[Required work]: Transcribe each line exactly.

|---|

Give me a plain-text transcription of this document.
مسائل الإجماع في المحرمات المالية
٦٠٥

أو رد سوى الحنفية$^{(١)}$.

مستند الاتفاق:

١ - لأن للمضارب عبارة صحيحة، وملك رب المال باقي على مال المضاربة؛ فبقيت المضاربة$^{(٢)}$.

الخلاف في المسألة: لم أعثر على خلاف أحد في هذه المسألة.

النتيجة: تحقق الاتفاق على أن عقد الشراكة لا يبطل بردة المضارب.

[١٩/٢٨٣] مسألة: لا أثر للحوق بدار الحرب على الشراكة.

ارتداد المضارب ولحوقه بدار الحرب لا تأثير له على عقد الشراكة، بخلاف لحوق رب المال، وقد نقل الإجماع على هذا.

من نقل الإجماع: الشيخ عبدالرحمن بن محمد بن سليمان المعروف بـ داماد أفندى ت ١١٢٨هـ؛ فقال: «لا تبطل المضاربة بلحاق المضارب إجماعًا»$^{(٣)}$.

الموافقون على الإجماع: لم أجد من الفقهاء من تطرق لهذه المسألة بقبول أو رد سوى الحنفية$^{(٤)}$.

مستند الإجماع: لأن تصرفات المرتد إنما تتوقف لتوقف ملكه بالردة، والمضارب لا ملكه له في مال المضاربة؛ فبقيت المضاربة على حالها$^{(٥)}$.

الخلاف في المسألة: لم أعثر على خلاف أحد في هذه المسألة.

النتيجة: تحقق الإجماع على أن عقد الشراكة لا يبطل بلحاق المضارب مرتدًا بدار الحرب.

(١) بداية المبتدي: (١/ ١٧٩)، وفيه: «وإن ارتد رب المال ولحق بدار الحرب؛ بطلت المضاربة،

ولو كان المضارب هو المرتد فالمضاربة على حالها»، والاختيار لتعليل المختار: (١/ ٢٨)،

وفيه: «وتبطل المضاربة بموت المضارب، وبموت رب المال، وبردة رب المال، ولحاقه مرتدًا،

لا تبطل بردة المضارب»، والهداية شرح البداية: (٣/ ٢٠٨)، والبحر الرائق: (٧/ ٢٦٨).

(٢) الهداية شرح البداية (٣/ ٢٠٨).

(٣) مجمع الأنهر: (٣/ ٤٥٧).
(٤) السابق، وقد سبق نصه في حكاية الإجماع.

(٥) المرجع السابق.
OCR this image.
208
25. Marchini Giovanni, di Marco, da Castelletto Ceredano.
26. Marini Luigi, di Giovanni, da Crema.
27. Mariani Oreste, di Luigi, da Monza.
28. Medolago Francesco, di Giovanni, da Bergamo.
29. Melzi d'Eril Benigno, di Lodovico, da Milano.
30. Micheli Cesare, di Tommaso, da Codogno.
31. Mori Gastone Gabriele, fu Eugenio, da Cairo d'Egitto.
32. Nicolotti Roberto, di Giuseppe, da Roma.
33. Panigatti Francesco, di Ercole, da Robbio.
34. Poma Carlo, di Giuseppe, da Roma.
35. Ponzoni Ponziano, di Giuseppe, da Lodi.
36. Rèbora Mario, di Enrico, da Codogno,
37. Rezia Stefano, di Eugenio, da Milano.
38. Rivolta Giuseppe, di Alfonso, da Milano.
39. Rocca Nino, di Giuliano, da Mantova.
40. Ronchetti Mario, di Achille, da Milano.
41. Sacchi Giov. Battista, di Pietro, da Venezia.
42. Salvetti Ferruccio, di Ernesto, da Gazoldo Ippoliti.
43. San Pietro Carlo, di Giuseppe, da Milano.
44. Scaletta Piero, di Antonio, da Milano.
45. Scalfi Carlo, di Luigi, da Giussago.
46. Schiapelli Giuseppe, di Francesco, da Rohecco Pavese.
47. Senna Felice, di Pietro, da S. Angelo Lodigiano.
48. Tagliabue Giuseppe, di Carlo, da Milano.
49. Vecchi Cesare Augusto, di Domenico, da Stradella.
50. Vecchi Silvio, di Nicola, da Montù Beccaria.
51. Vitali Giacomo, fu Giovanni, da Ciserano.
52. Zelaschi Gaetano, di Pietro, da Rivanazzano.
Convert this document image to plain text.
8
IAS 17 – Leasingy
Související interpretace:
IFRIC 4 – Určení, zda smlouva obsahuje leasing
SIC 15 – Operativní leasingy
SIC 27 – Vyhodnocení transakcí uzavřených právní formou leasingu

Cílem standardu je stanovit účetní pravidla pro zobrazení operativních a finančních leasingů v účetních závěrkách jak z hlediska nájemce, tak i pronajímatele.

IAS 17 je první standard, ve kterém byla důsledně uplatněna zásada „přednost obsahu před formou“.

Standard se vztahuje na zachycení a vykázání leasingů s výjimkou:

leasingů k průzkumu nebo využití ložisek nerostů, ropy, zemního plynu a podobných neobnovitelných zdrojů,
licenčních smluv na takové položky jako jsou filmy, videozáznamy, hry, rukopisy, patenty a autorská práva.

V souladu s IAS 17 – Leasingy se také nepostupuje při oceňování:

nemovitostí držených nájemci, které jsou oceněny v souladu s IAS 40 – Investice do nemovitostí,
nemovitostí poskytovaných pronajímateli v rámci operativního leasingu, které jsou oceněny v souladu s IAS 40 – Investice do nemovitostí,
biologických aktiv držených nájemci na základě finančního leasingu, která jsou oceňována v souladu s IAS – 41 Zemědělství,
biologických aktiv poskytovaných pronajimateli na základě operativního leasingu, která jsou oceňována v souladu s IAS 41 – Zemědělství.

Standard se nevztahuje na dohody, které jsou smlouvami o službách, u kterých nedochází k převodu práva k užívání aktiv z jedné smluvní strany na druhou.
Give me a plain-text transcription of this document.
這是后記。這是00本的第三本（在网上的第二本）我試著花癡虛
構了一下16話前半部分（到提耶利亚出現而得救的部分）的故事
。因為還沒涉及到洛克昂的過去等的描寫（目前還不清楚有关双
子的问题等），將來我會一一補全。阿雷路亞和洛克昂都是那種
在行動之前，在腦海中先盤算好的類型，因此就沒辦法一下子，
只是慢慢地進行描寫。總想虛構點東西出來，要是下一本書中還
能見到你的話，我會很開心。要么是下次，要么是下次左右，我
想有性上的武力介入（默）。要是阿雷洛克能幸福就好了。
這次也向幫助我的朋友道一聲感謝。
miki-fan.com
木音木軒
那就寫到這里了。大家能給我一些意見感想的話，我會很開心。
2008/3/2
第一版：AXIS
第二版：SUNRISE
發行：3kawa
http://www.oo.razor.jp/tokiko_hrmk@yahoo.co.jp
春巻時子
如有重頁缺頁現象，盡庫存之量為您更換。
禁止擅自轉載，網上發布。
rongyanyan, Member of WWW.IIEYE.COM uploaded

|---|

[Finished task]:
Give me a plain-text transcription of this document.
مسائل الإجماع في المحرمات المالية
٦٠٥

أو رد سوى الحنفية$^{(١)}$.

مستند الاتفاق:

١ - لأن للمضارب عبارة صحيحة، وملك رب المال باقي على مال المضاربة؛ فبقيت المضاربة$^{(٢)}$.

الخلاف في المسألة: لم أعثر على خلاف أحد في هذه المسألة.

النتيجة: تحقق الاتفاق على أن عقد الشراكة لا يبطل بردة المضارب.

[١٩/٢٨٣] مسألة: لا أثر للحوق بدار الحرب على الشراكة.

ارتداد المضارب ولحوقه بدار الحرب لا تأثير له على عقد الشراكة، بخلاف لحوق رب المال، وقد نقل الإجماع على هذا.

من نقل الإجماع: الشيخ عبدالرحمن بن محمد بن سليمان المعروف بـ داماد أفندى ت ١١٢٨هـ؛ فقال: «لا تبطل المضاربة بلحاق المضارب إجماعًا»$^{(٣)}$.

الموافقون على الإجماع: لم أجد من الفقهاء من تطرق لهذه المسألة بقبول أو رد سوى الحنفية$^{(٤)}$.

مستند الإجماع: لأن تصرفات المرتد إنما تتوقف لتوقف ملكه بالردة، والمضارب لا ملكه له في مال المضاربة؛ فبقيت المضاربة على حالها$^{(٥)}$.

الخلاف في المسألة: لم أعثر على خلاف أحد في هذه المسألة.

النتيجة: تحقق الإجماع على أن عقد الشراكة لا يبطل بلحاق المضارب مرتدًا بدار الحرب.

(١) بداية المبتدي: (١/ ١٧٩)، وفيه: «وإن ارتد رب المال ولحق بدار الحرب؛ بطلت المضاربة،

ولو كان المضارب هو المرتد فالمضاربة على حالها»، والاختيار لتعليل المختار: (١/ ٢٨)،

وفيه: «وتبطل المضاربة بموت المضارب، وبموت رب المال، وبردة رب المال، ولحاقه مرتدًا،

لا تبطل بردة المضارب»، والهداية شرح البداية: (٣/ ٢٠٨)، والبحر الرائق: (٧/ ٢٦٨).

(٢) الهداية شرح البداية (٣/ ٢٠٨).

(٣) مجمع الأنهر: (٣/ ٤٥٧).
(٤) السابق، وقد سبق نصه في حكاية الإجماع.

(٥) المرجع السابق.
OCR this image.
208
25. Marchini Giovanni, di Marco, da Castelletto Ceredano.
26. Marini Luigi, di Giovanni, da Crema.
27. Mariani Oreste, di Luigi, da Monza.
28. Medolago Francesco, di Giovanni, da Bergamo.
29. Melzi d'Eril Benigno, di Lodovico, da Milano.
30. Micheli Cesare, di Tommaso, da Codogno.
31. Mori Gastone Gabriele, fu Eugenio, da Cairo d'Egitto.
32. Nicolotti Roberto, di Giuseppe, da Roma.
33. Panigatti Francesco, di Ercole, da Robbio.
34. Poma Carlo, di Giuseppe, da Roma.
35. Ponzoni Ponziano, di Giuseppe, da Lodi.
36. Rèbora Mario, di Enrico, da Codogno,
37. Rezia Stefano, di Eugenio, da Milano.
38. Rivolta Giuseppe, di Alfonso, da Milano.
39. Rocca Nino, di Giuliano, da Mantova.
40. Ronchetti Mario, di Achille, da Milano.
41. Sacchi Giov. Battista, di Pietro, da Venezia.
42. Salvetti Ferruccio, di Ernesto, da Gazoldo Ippoliti.
43. San Pietro Carlo, di Giuseppe, da Milano.
44. Scaletta Piero, di Antonio, da Milano.
45. Scalfi Carlo, di Luigi, da Giussago.
46. Schiapelli Giuseppe, di Francesco, da Rohecco Pavese.
47. Senna Felice, di Pietro, da S. Angelo Lodigiano.
48. Tagliabue Giuseppe, di Carlo, da Milano.
49. Vecchi Cesare Augusto, di Domenico, da Stradella.
50. Vecchi Silvio, di Nicola, da Montù Beccaria.
51. Vitali Giacomo, fu Giovanni, da Ciserano.
52. Zelaschi Gaetano, di Pietro, da Rivanazzano.
Convert this document image to plain text.
8
IAS 17 – Leasingy
Související interpretace:
IFRIC 4 – Určení, zda smlouva obsahuje leasing
SIC 15 – Operativní leasingy
SIC 27 – Vyhodnocení transakcí uzavřených právní formou leasingu

Cílem standardu je stanovit účetní pravidla pro zobrazení operativních a finančních leasingů v účetních závěrkách jak z hlediska nájemce, tak i pronajímatele.

IAS 17 je první standard, ve kterém byla důsledně uplatněna zásada „přednost obsahu před formou“.

Standard se vztahuje na zachycení a vykázání leasingů s výjimkou:

leasingů k průzkumu nebo využití ložisek nerostů, ropy, zemního plynu a podobných neobnovitelných zdrojů,
licenčních smluv na takové položky jako jsou filmy, videozáznamy, hry, rukopisy, patenty a autorská práva.

V souladu s IAS 17 – Leasingy se také nepostupuje při oceňování:

nemovitostí držených nájemci, které jsou oceněny v souladu s IAS 40 – Investice do nemovitostí,
nemovitostí poskytovaných pronajímateli v rámci operativního leasingu, které jsou oceněny v souladu s IAS 40 – Investice do nemovitostí,
biologických aktiv držených nájemci na základě finančního leasingu, která jsou oceňována v souladu s IAS – 41 Zemědělství,
biologických aktiv poskytovaných pronajimateli na základě operativního leasingu, která jsou oceňována v souladu s IAS 41 – Zemědělství.

Standard se nevztahuje na dohody, které jsou smlouvami o službách, u kterých nedochází k převodu práva k užívání aktiv z jedné smluvní strany na druhou.
Give me a plain-text transcription of this document.
這是后記。這是00本的第三本（在网上的第二本）我試著花癡虛
構了一下16話前半部分（到提耶利亚出現而得救的部分）的故事
。因為還沒涉及到洛克昂的過去等的描寫（目前還不清楚有关双
子的问题等），將來我會一一補全。阿雷路亞和洛克昂都是那種
在行動之前，在腦海中先盤算好的類型，因此就沒辦法一下子，
只是慢慢地進行描寫。總想虛構點東西出來，要是下一本書中還
能見到你的話，我會很開心。要么是下次，要么是下次左右，我
想有性上的武力介入（默）。要是阿雷洛克能幸福就好了。
這次也向幫助我的朋友道一聲感謝。
miki-fan.com
木音木軒
那就寫到這里了。大家能給我一些意見感想的話，我會很開心。
2008/3/2
第一版：AXIS
第二版：SUNRISE
發行：3kawa
http://www.oo.razor.jp/tokiko_hrmk@yahoo.co.jp
春巻時子
如有重頁缺頁現象，盡庫存之量為您更換。
禁止擅自轉載，網上發布。
rongyanyan, Member of WWW.IIEYE.COM uploaded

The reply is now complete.